§ Requirement
The records below must be retyped exactly.

__________

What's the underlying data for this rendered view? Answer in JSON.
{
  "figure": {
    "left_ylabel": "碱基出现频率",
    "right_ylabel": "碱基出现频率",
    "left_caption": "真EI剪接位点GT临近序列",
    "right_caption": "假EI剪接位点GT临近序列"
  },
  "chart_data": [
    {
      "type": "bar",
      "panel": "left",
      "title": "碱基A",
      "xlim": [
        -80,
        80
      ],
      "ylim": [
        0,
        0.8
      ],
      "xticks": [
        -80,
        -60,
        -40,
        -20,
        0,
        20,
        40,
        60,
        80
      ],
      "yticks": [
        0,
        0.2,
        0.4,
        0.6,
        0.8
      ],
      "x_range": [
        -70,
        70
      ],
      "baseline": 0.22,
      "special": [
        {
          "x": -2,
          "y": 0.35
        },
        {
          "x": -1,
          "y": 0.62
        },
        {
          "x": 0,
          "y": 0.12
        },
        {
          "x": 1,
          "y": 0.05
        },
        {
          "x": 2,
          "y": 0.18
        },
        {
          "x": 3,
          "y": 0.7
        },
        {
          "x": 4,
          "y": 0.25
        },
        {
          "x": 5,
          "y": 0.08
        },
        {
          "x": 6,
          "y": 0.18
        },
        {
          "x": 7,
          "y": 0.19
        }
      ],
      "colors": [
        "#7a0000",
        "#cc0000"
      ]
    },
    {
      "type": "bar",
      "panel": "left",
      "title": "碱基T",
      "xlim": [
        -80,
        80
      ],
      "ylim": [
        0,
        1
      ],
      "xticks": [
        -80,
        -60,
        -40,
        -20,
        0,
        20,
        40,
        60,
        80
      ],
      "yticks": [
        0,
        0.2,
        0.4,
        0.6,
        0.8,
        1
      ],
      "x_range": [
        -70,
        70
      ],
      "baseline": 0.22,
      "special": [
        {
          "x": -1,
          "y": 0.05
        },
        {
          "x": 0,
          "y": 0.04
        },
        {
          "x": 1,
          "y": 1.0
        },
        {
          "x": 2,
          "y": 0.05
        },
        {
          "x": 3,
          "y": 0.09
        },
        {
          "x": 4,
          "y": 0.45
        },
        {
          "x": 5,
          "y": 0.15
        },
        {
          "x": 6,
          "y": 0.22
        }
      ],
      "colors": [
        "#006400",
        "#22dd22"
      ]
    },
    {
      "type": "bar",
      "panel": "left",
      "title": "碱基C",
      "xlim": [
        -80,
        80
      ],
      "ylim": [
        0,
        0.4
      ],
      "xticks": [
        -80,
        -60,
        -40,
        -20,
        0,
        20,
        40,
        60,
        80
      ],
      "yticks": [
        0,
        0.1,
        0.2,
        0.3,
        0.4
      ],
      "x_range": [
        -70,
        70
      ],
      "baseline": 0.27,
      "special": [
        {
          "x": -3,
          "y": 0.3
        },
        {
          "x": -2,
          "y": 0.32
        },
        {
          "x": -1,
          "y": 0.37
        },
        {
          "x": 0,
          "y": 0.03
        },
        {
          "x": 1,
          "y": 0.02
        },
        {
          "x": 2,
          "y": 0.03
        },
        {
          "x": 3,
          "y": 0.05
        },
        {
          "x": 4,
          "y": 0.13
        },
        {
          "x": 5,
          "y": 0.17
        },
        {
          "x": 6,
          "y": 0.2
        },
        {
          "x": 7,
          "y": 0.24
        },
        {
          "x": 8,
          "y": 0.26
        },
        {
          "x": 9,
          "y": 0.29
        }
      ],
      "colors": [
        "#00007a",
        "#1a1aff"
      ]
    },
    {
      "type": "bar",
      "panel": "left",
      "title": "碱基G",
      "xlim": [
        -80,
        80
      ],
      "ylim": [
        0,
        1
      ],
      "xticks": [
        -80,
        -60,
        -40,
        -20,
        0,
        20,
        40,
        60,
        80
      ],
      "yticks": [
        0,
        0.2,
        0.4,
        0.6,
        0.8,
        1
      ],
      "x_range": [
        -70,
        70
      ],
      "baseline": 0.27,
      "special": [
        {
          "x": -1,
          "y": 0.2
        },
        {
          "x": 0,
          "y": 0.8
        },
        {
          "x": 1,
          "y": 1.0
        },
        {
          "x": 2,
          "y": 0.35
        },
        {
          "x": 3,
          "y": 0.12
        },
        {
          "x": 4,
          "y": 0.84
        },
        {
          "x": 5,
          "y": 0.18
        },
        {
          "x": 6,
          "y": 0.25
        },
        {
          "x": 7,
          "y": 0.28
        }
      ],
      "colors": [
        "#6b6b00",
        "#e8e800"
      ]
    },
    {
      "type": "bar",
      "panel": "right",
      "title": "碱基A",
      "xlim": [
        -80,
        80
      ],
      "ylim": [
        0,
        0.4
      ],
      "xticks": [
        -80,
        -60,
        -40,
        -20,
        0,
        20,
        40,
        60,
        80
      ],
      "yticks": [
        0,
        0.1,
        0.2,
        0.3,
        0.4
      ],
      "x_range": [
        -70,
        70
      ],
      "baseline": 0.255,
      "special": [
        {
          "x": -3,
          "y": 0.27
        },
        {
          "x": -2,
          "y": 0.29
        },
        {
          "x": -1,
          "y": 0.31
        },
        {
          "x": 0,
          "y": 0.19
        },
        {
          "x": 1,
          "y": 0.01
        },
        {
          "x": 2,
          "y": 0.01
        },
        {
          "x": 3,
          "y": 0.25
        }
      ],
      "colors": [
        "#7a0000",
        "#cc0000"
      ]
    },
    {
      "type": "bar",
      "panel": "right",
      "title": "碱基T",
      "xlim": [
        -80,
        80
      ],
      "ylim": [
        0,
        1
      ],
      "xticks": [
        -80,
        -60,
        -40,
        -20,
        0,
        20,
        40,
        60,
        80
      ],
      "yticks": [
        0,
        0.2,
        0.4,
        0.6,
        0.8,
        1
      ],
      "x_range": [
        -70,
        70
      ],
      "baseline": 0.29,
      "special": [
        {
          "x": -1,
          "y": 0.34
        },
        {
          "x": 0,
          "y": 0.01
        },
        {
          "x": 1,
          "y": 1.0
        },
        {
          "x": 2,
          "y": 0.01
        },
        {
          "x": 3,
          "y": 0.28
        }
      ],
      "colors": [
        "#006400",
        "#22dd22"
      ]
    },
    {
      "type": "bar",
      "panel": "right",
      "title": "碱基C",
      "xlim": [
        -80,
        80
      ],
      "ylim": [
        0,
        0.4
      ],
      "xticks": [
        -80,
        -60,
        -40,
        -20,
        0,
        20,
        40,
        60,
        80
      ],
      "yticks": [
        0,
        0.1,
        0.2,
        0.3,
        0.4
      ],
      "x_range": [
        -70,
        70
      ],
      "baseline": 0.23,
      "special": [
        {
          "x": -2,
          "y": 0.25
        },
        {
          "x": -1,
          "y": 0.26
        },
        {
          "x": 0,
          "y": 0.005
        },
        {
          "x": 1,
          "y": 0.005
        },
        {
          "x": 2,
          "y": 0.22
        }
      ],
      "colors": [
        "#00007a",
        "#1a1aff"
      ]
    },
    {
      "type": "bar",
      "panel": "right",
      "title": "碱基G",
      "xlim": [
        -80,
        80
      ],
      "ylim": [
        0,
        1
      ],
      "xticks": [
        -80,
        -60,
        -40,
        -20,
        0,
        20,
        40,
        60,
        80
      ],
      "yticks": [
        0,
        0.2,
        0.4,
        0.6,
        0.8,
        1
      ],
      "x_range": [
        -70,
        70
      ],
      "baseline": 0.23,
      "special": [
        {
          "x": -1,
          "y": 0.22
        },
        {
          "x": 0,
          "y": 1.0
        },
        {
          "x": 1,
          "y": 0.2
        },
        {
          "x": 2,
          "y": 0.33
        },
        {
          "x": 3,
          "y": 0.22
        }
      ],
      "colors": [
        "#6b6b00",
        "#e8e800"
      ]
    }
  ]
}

__________

§ Task solution
What's the underlying data for this rendered view? Answer in JSON.
{
  "figure": {
    "left_ylabel": "碱基出现频率",
    "right_ylabel": "碱基出现频率",
    "left_caption": "真EI剪接位点GT临近序列",
    "right_caption": "假EI剪接位点GT临近序列"
  },
  "chart_data": [
    {
      "type": "bar",
      "panel": "left",
      "title": "碱基A",
      "xlim": [
        -80,
        80
      ],
      "ylim": [
        0,
        0.8
      ],
      "xticks": [
        -80,
        -60,
        -40,
        -20,
        0,
        20,
        40,
        60,
        80
      ],
      "yticks": [
        0,
        0.2,
        0.4,
        0.6,
        0.8
      ],
      "x_range": [
        -70,
        70
      ],
      "baseline": 0.22,
      "special": [
        {
          "x": -2,
          "y": 0.35
        },
        {
          "x": -1,
          "y": 0.62
        },
        {
          "x": 0,
          "y": 0.12
        },
        {
          "x": 1,
          "y": 0.05
        },
        {
          "x": 2,
          "y": 0.18
        },
        {
          "x": 3,
          "y": 0.7
        },
        {
          "x": 4,
          "y": 0.25
        },
        {
          "x": 5,
          "y": 0.08
        },
        {
          "x": 6,
          "y": 0.18
        },
        {
          "x": 7,
          "y": 0.19
        }
      ],
      "colors": [
        "#7a0000",
        "#cc0000"
      ]
    },
    {
      "type": "bar",
      "panel": "left",
      "title": "碱基T",
      "xlim": [
        -80,
        80
      ],
      "ylim": [
        0,
        1
      ],
      "xticks": [
        -80,
        -60,
        -40,
        -20,
        0,
        20,
        40,
        60,
        80
      ],
      "yticks": [
        0,
        0.2,
        0.4,
        0.6,
        0.8,
        1
      ],
      "x_range": [
        -70,
        70
      ],
      "baseline": 0.22,
      "special": [
        {
          "x": -1,
          "y": 0.05
        },
        {
          "x": 0,
          "y": 0.04
        },
        {
          "x": 1,
          "y": 1.0
        },
        {
          "x": 2,
          "y": 0.05
        },
        {
          "x": 3,
          "y": 0.09
        },
        {
          "x": 4,
          "y": 0.45
        },
        {
          "x": 5,
          "y": 0.15
        },
        {
          "x": 6,
          "y": 0.22
        }
      ],
      "colors": [
        "#006400",
        "#22dd22"
      ]
    },
    {
      "type": "bar",
      "panel": "left",
      "title": "碱基C",
      "xlim": [
        -80,
        80
      ],
      "ylim": [
        0,
        0.4
      ],
      "xticks": [
        -80,
        -60,
        -40,
        -20,
        0,
        20,
        40,
        60,
        80
      ],
      "yticks": [
        0,
        0.1,
        0.2,
        0.3,
        0.4
      ],
      "x_range": [
        -70,
        70
      ],
      "baseline": 0.27,
      "special": [
        {
          "x": -3,
          "y": 0.3
        },
        {
          "x": -2,
          "y": 0.32
        },
        {
          "x": -1,
          "y": 0.37
        },
        {
          "x": 0,
          "y": 0.03
        },
        {
          "x": 1,
          "y": 0.02
        },
        {
          "x": 2,
          "y": 0.03
        },
        {
          "x": 3,
          "y": 0.05
        },
        {
          "x": 4,
          "y": 0.13
        },
        {
          "x": 5,
          "y": 0.17
        },
        {
          "x": 6,
          "y": 0.2
        },
        {
          "x": 7,
          "y": 0.24
        },
        {
          "x": 8,
          "y": 0.26
        },
        {
          "x": 9,
          "y": 0.29
        }
      ],
      "colors": [
        "#00007a",
        "#1a1aff"
      ]
    },
    {
      "type": "bar",
      "panel": "left",
      "title": "碱基G",
      "xlim": [
        -80,
        80
      ],
      "ylim": [
        0,
        1
      ],
      "xticks": [
        -80,
        -60,
        -40,
        -20,
        0,
        20,
        40,
        60,
        80
      ],
      "yticks": [
        0,
        0.2,
        0.4,
        0.6,
        0.8,
        1
      ],
      "x_range": [
        -70,
        70
      ],
      "baseline": 0.27,
      "special": [
        {
          "x": -1,
          "y": 0.2
        },
        {
          "x": 0,
          "y": 0.8
        },
        {
          "x": 1,
          "y": 1.0
        },
        {
          "x": 2,
          "y": 0.35
        },
        {
          "x": 3,
          "y": 0.12
        },
        {
          "x": 4,
          "y": 0.84
        },
        {
          "x": 5,
          "y": 0.18
        },
        {
          "x": 6,
          "y": 0.25
        },
        {
          "x": 7,
          "y": 0.28
        }
      ],
      "colors": [
        "#6b6b00",
        "#e8e800"
      ]
    },
    {
      "type": "bar",
      "panel": "right",
      "title": "碱基A",
      "xlim": [
        -80,
        80
      ],
      "ylim": [
        0,
        0.4
      ],
      "xticks": [
        -80,
        -60,
        -40,
        -20,
        0,
        20,
        40,
        60,
        80
      ],
      "yticks": [
        0,
        0.1,
        0.2,
        0.3,
        0.4
      ],
      "x_range": [
        -70,
        70
      ],
      "baseline": 0.255,
      "special": [
        {
          "x": -3,
          "y": 0.27
        },
        {
          "x": -2,
          "y": 0.29
        },
        {
          "x": -1,
          "y": 0.31
        },
        {
          "x": 0,
          "y": 0.19
        },
        {
          "x": 1,
          "y": 0.01
        },
        {
          "x": 2,
          "y": 0.01
        },
        {
          "x": 3,
          "y": 0.25
        }
      ],
      "colors": [
        "#7a0000",
        "#cc0000"
      ]
    },
    {
      "type": "bar",
      "panel": "right",
      "title": "碱基T",
      "xlim": [
        -80,
        80
      ],
      "ylim": [
        0,
        1
      ],
      "xticks": [
        -80,
        -60,
        -40,
        -20,
        0,
        20,
        40,
        60,
        80
      ],
      "yticks": [
        0,
        0.2,
        0.4,
        0.6,
        0.8,
        1
      ],
      "x_range": [
        -70,
        70
      ],
      "baseline": 0.29,
      "special": [
        {
          "x": -1,
          "y": 0.34
        },
        {
          "x": 0,
          "y": 0.01
        },
        {
          "x": 1,
          "y": 1.0
        },
        {
          "x": 2,
          "y": 0.01
        },
        {
          "x": 3,
          "y": 0.28
        }
      ],
      "colors": [
        "#006400",
        "#22dd22"
      ]
    },
    {
      "type": "bar",
      "panel": "right",
      "title": "碱基C",
      "xlim": [
        -80,
        80
      ],
      "ylim": [
        0,
        0.4
      ],
      "xticks": [
        -80,
        -60,
        -40,
        -20,
        0,
        20,
        40,
        60,
        80
      ],
      "yticks": [
        0,
        0.1,
        0.2,
        0.3,
        0.4
      ],
      "x_range": [
        -70,
        70
      ],
      "baseline": 0.23,
      "special": [
        {
          "x": -2,
          "y": 0.25
        },
        {
          "x": -1,
          "y": 0.26
        },
        {
          "x": 0,
          "y": 0.005
        },
        {
          "x": 1,
          "y": 0.005
        },
        {
          "x": 2,
          "y": 0.22
        }
      ],
      "colors": [
        "#00007a",
        "#1a1aff"
      ]
    },
    {
      "type": "bar",
      "panel": "right",
      "title": "碱基G",
      "xlim": [
        -80,
        80
      ],
      "ylim": [
        0,
        1
      ],
      "xticks": [
        -80,
        -60,
        -40,
        -20,
        0,
        20,
        40,
        60,
        80
      ],
      "yticks": [
        0,
        0.2,
        0.4,
        0.6,
        0.8,
        1
      ],
      "x_range": [
        -70,
        70
      ],
      "baseline": 0.23,
      "special": [
        {
          "x": -1,
          "y": 0.22
        },
        {
          "x": 0,
          "y": 1.0
        },
        {
          "x": 1,
          "y": 0.2
        },
        {
          "x": 2,
          "y": 0.33
        },
        {
          "x": 3,
          "y": 0.22
        }
      ],
      "colors": [
        "#6b6b00",
        "#e8e800"
      ]
    }
  ]
}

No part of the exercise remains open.